Before the lines, transcribe the roofing forum thread word for word, starting at "Now, you have" and ending at "the shingle provided?".

- TEXT EXCERPT:

• • •

The roofer left a message on my cell phone. He said that he would really prefer not to redo the entire roof and that he will fix the other minor complaints that we have. He would like to meet with me himself as well as with the IKO rep to discuss things and negotiate a deal. He says that he has invested $8000 in the project.

Anyone have any suggestions at this point? We have paid him $5000 of the $10,800 stated in the contract. We are willing to come to an agreement with him. I'm just not sure how much would be a reasonable amount to pay him. We will in the end have a roof that is probably quite good, but in a different color (gray instead of black) for the next 20 years. I don't really want ot cheat the guy (even though he attempted to do that to me), but I don't want to pay him anymore than what is truly reasonable given the circumstances.


----------



## Ed the Roofer (Jan 27, 2007)

Your contractor acted foolishly and without business professionalism, Especially since your husband is an attorney.

If he absolutely had NO choice, he needed to get your approval before he took the burden upon himself and preferably with a written agreement from both parties, rather than verbal.

Now, you have a decision to make.

Do you accept the switch from one brand that you contracted for to another brand that has less than a stellar reputation, whether deservedly so or not?

And.....

Do you accept the change in the color of the shingle provided?

If the answer to either is a straight out NO, then how significant do you view the damages to be?

Would you be willing to "Live With The Substitute" for a financial discount and if so, how much would be acceptable to you?

Although the product may fall into the "Like Kind And Quality" measuring stick analysis, from some opinions, others may tend to disagree.

• • •

- STORED DATA:
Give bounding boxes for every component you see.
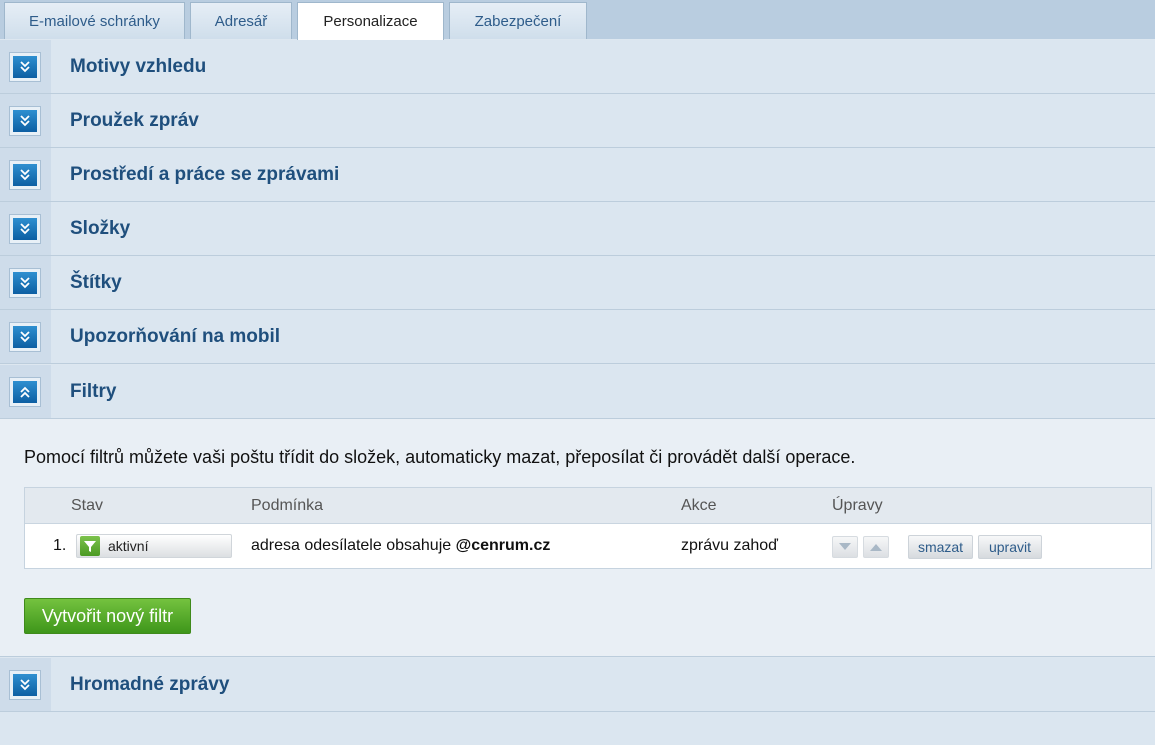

• • •

- COMPLETE ANSWER:
Now, you have a decision to make.

Do you accept the switch from one brand that you contracted for to another brand that has less than a stellar reputation, whether deservedly so or not?

And.....

Do you accept the change in the color of the shingle provided?